### Material shown
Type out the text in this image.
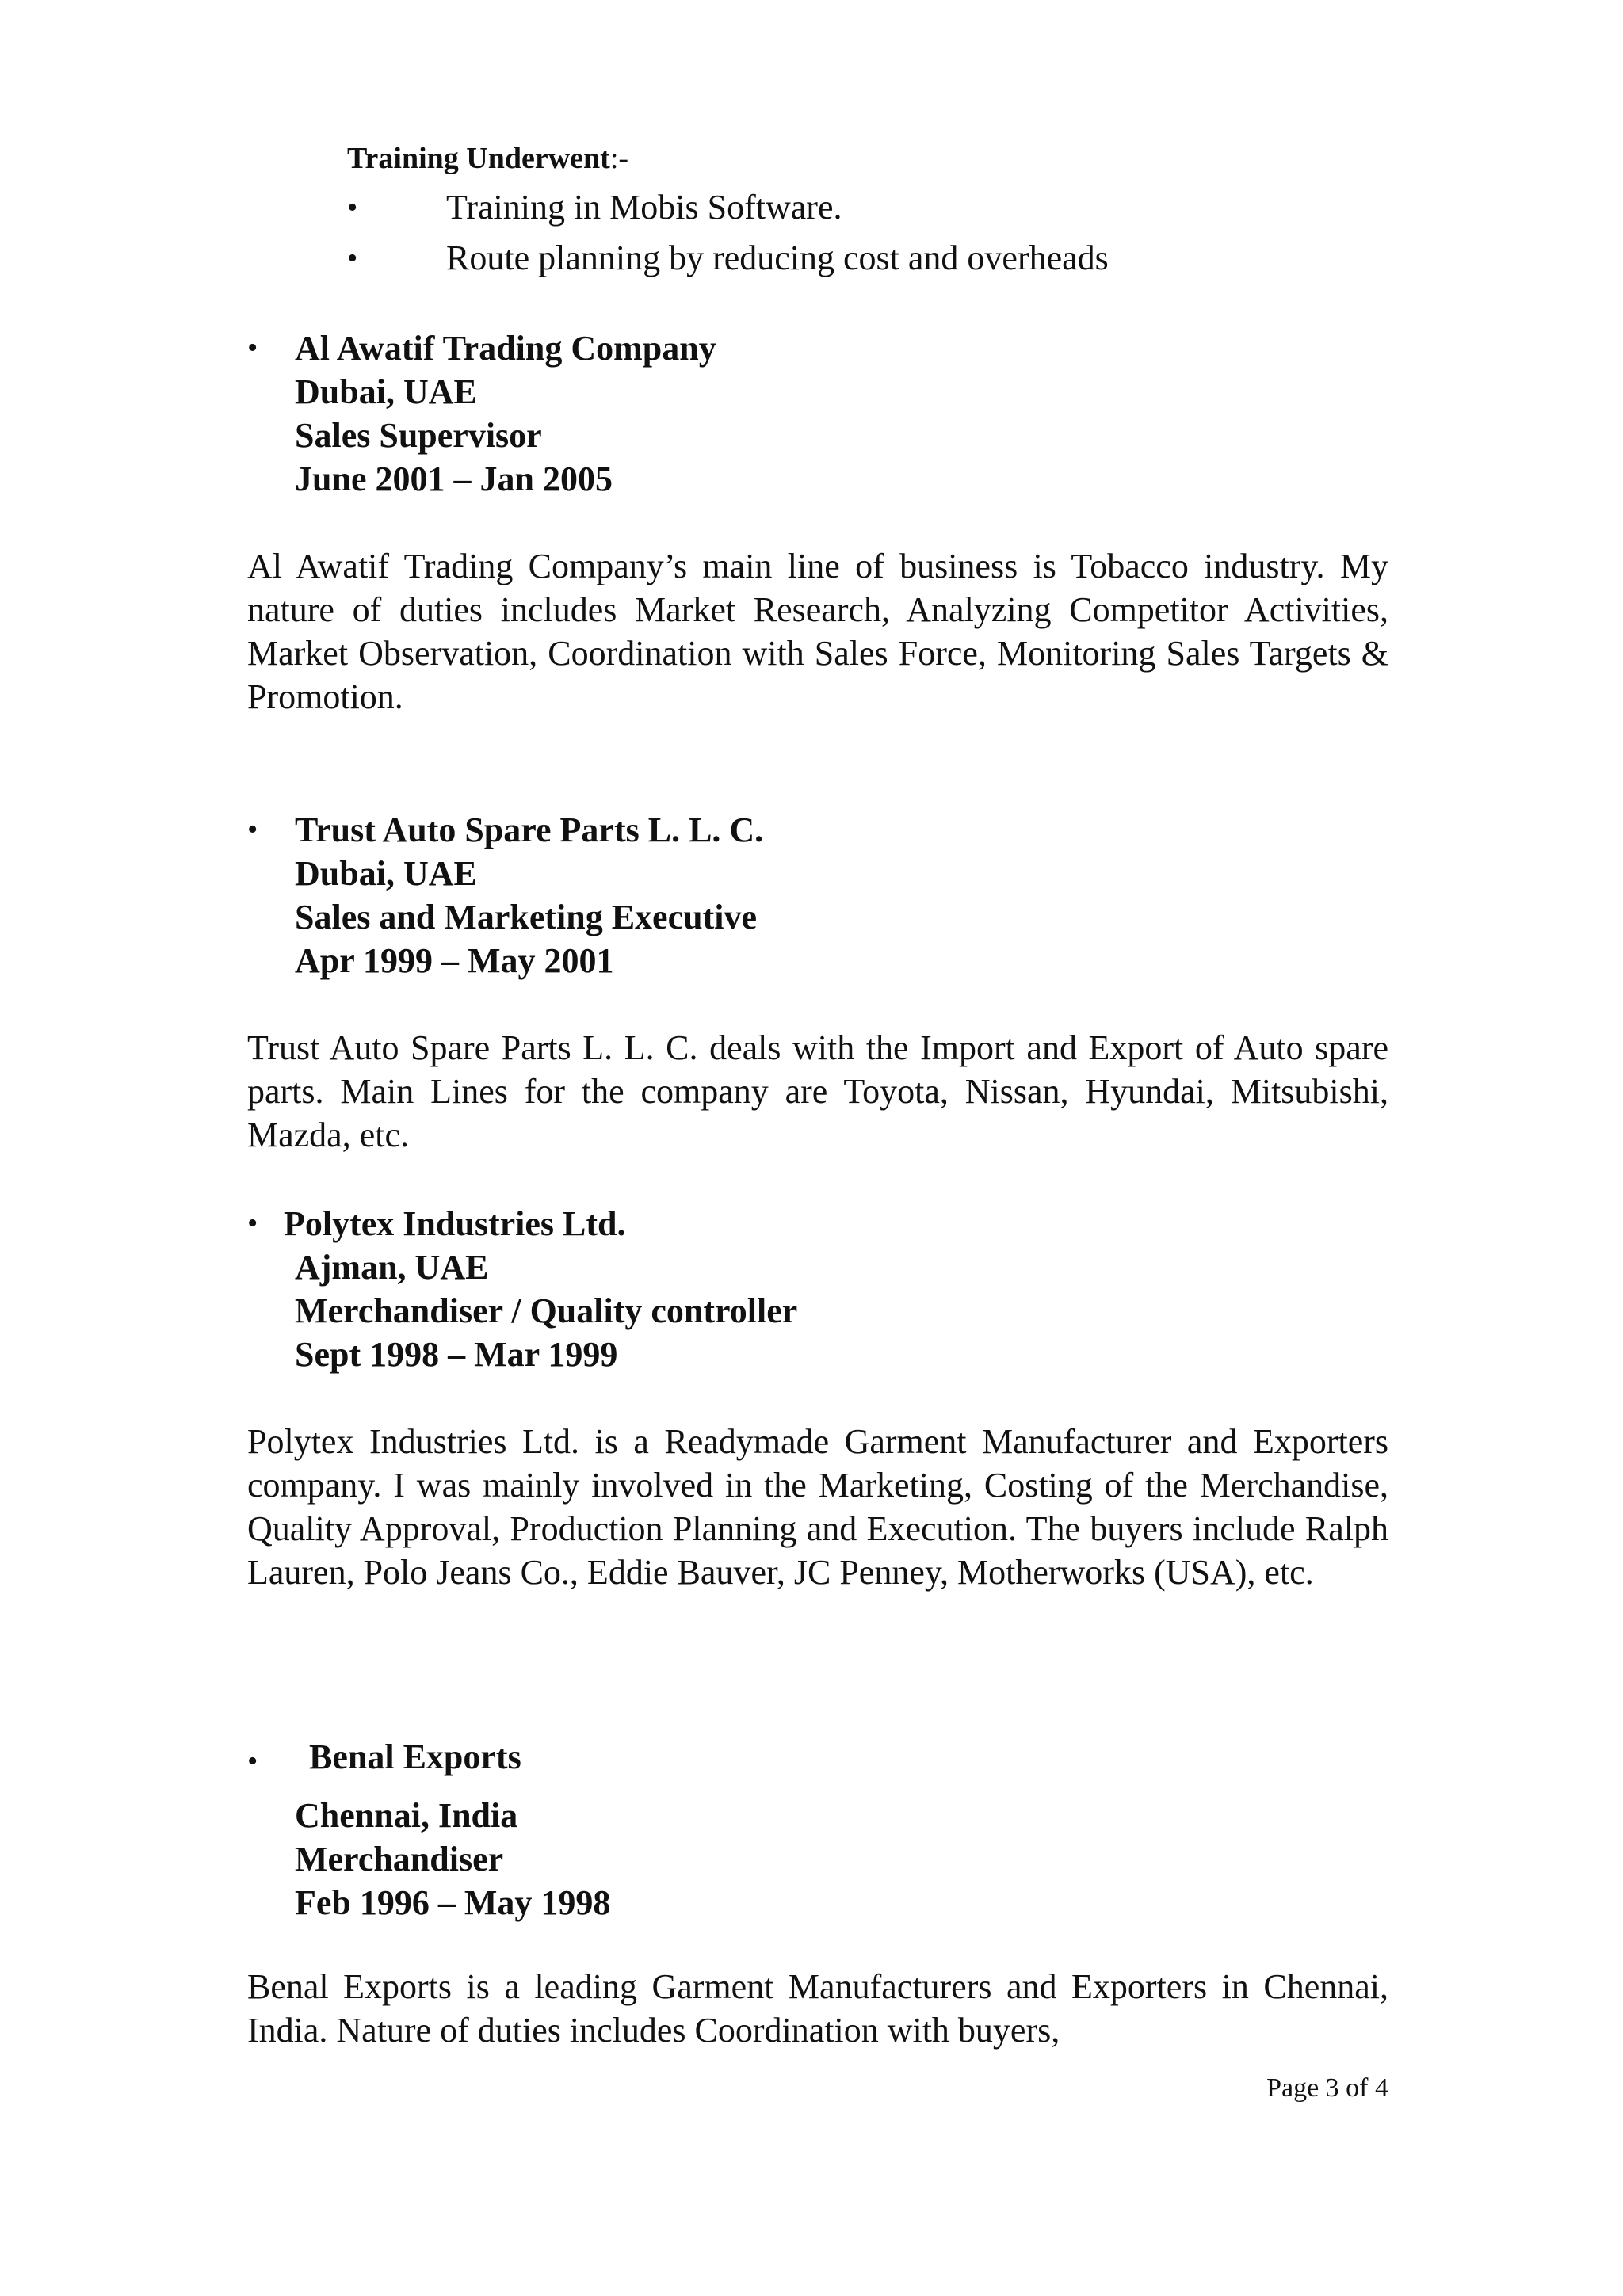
Training Underwent:-
•	Training in Mobis Software.
•	Route planning by reducing cost and overheads
• Al Awatif Trading Company
Dubai, UAE
Sales Supervisor
June 2001 – Jan 2005

Al Awatif Trading Company’s main line of business is Tobacco industry. My nature of duties includes Market Research, Analyzing Competitor Activities, Market Observation, Coordination with Sales Force, Monitoring Sales Targets & Promotion.

• Trust Auto Spare Parts L. L. C.
Dubai, UAE
Sales and Marketing Executive
Apr 1999 – May 2001

Trust Auto Spare Parts L. L. C. deals with the Import and Export of Auto spare parts. Main Lines for the company are Toyota, Nissan, Hyundai, Mitsubishi, Mazda, etc.

• Polytex Industries Ltd.
Ajman, UAE
Merchandiser / Quality controller
Sept 1998 – Mar 1999

Polytex Industries Ltd. is a Readymade Garment Manufacturer and Exporters company. I was mainly involved in the Marketing, Costing of the Merchandise, Quality Approval, Production Planning and Execution. The buyers include Ralph Lauren, Polo Jeans Co., Eddie Bauver, JC Penney, Motherworks (USA), etc.

• Benal Exports
Chennai, India
Merchandiser
Feb 1996 – May 1998

Benal Exports is a leading Garment Manufacturers and Exporters in Chennai, India. Nature of duties includes Coordination with buyers,

Page 3 of 4
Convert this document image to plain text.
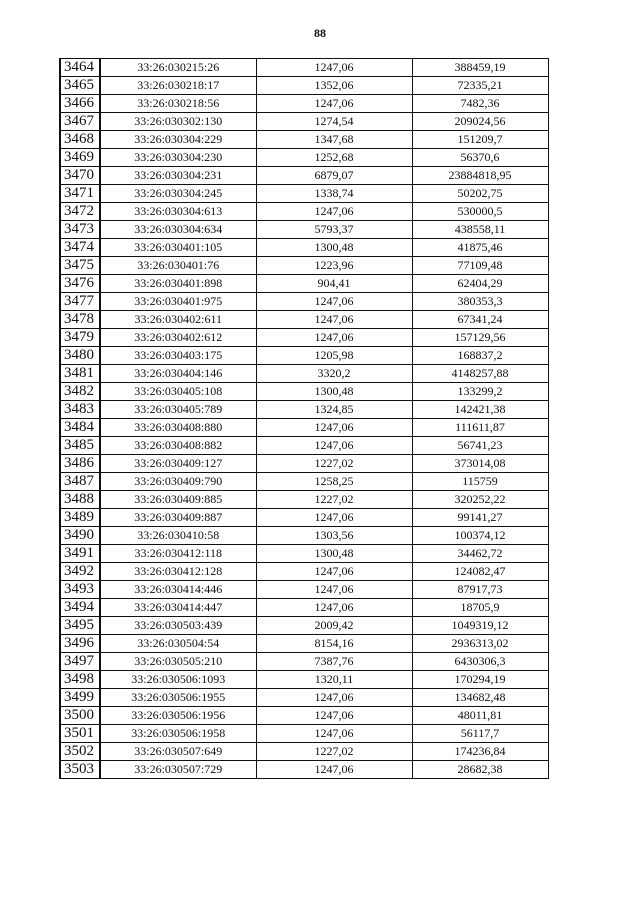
88
3464	33:26:030215:26	1247,06	388459,19
3465	33:26:030218:17	1352,06	72335,21
3466	33:26:030218:56	1247,06	7482,36
3467	33:26:030302:130	1274,54	209024,56
3468	33:26:030304:229	1347,68	151209,7
3469	33:26:030304:230	1252,68	56370,6
3470	33:26:030304:231	6879,07	23884818,95
3471	33:26:030304:245	1338,74	50202,75
3472	33:26:030304:613	1247,06	530000,5
3473	33:26:030304:634	5793,37	438558,11
3474	33:26:030401:105	1300,48	41875,46
3475	33:26:030401:76	1223,96	77109,48
3476	33:26:030401:898	904,41	62404,29
3477	33:26:030401:975	1247,06	380353,3
3478	33:26:030402:611	1247,06	67341,24
3479	33:26:030402:612	1247,06	157129,56
3480	33:26:030403:175	1205,98	168837,2
3481	33:26:030404:146	3320,2	4148257,88
3482	33:26:030405:108	1300,48	133299,2
3483	33:26:030405:789	1324,85	142421,38
3484	33:26:030408:880	1247,06	111611,87
3485	33:26:030408:882	1247,06	56741,23
3486	33:26:030409:127	1227,02	373014,08
3487	33:26:030409:790	1258,25	115759
3488	33:26:030409:885	1227,02	320252,22
3489	33:26:030409:887	1247,06	99141,27
3490	33:26:030410:58	1303,56	100374,12
3491	33:26:030412:118	1300,48	34462,72
3492	33:26:030412:128	1247,06	124082,47
3493	33:26:030414:446	1247,06	87917,73
3494	33:26:030414:447	1247,06	18705,9
3495	33:26:030503:439	2009,42	1049319,12
3496	33:26:030504:54	8154,16	2936313,02
3497	33:26:030505:210	7387,76	6430306,3
3498	33:26:030506:1093	1320,11	170294,19
3499	33:26:030506:1955	1247,06	134682,48
3500	33:26:030506:1956	1247,06	48011,81
3501	33:26:030506:1958	1247,06	56117,7
3502	33:26:030507:649	1227,02	174236,84
3503	33:26:030507:729	1247,06	28682,38
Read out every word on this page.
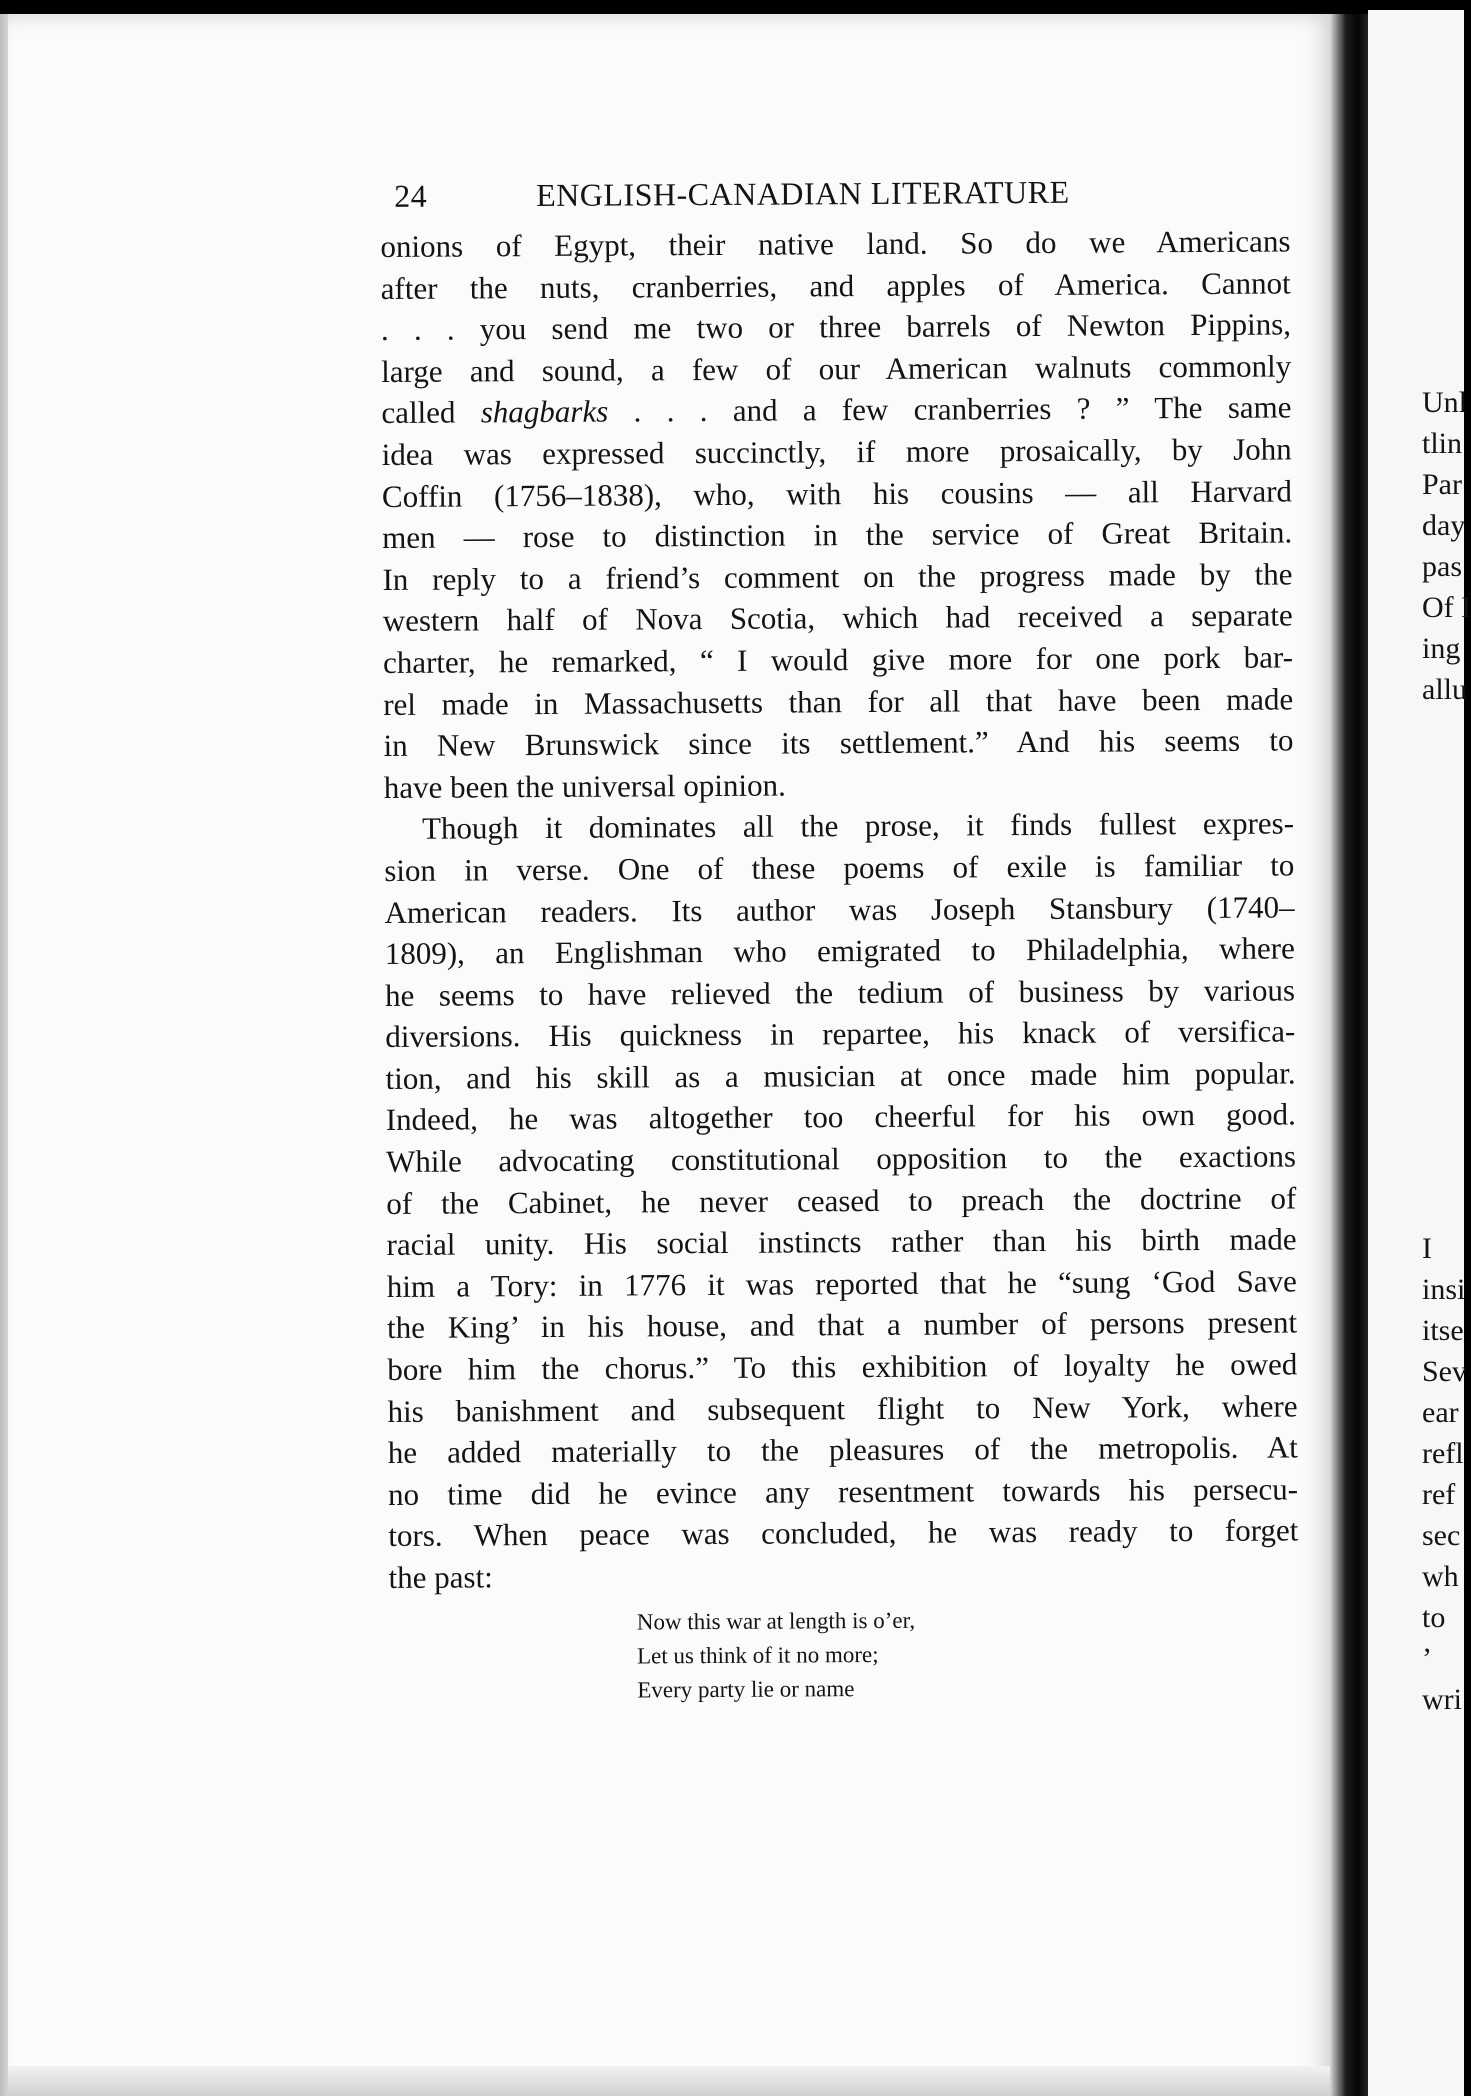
Unl
tlin
Par
day
pas
Of I
ing
allu
I
insi
itse
Sev
ear
refl
ref
sec
wh
to
’
wri
24	ENGLISH-CANADIAN LITERATURE
onions of Egypt, their native land. So do we Americans
after the nuts, cranberries, and apples of America. Cannot
. . . you send me two or three barrels of Newton Pippins,
large and sound, a few of our American walnuts commonly
called shagbarks . . . and a few cranberries ? ” The same
idea was expressed succinctly, if more prosaically, by John
Coffin (1756–1838), who, with his cousins — all Harvard
men — rose to distinction in the service of Great Britain.
In reply to a friend’s comment on the progress made by the
western half of Nova Scotia, which had received a separate
charter, he remarked, “ I would give more for one pork bar-
rel made in Massachusetts than for all that have been made
in New Brunswick since its settlement.” And his seems to
have been the universal opinion.
Though it dominates all the prose, it finds fullest expres-
sion in verse. One of these poems of exile is familiar to
American readers. Its author was Joseph Stansbury (1740–
1809), an Englishman who emigrated to Philadelphia, where
he seems to have relieved the tedium of business by various
diversions. His quickness in repartee, his knack of versifica-
tion, and his skill as a musician at once made him popular.
Indeed, he was altogether too cheerful for his own good.
While advocating constitutional opposition to the exactions
of the Cabinet, he never ceased to preach the doctrine of
racial unity. His social instincts rather than his birth made
him a Tory: in 1776 it was reported that he “sung ‘God Save
the King’ in his house, and that a number of persons present
bore him the chorus.” To this exhibition of loyalty he owed
his banishment and subsequent flight to New York, where
he added materially to the pleasures of the metropolis. At
no time did he evince any resentment towards his persecu-
tors. When peace was concluded, he was ready to forget
the past:
Now this war at length is o’er,
Let us think of it no more;
Every party lie or name
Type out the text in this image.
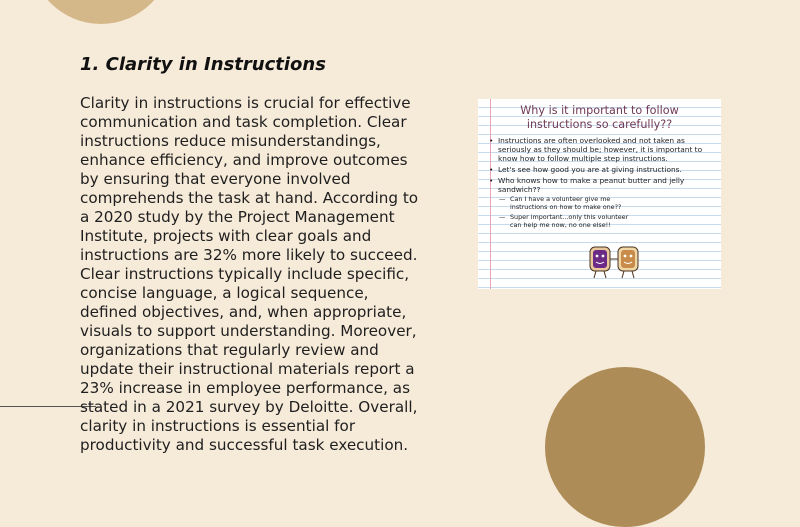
1. Clarity in Instructions

Clarity in instructions is crucial for effective communication and task completion. Clear instructions reduce misunderstandings, enhance efficiency, and improve outcomes by ensuring that everyone involved comprehends the task at hand. According to a 2020 study by the Project Management Institute, projects with clear goals and instructions are 32% more likely to succeed. Clear instructions typically include specific, concise language, a logical sequence, defined objectives, and, when appropriate, visuals to support understanding. Moreover, organizations that regularly review and update their instructional materials report a 23% increase in employee performance, as stated in a 2021 survey by Deloitte. Overall, clarity in instructions is essential for productivity and successful task execution.

Why is it important to follow instructions so carefully??
• Instructions are often overlooked and not taken as seriously as they should be; however, it is important to know how to follow multiple step instructions.
• Let's see how good you are at giving instructions.
• Who knows how to make a peanut butter and jelly sandwich??
— Can I have a volunteer give me instructions on how to make one??
— Super important...only this volunteer can help me now, no one else!!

### Your task
Return each line in the records that holds the string "Exports".

### Response
• Benal Exports
Benal Exports is a leading Garment Manufacturers and Exporters in Chennai, India. Nature of duties includes Coordination with buyers,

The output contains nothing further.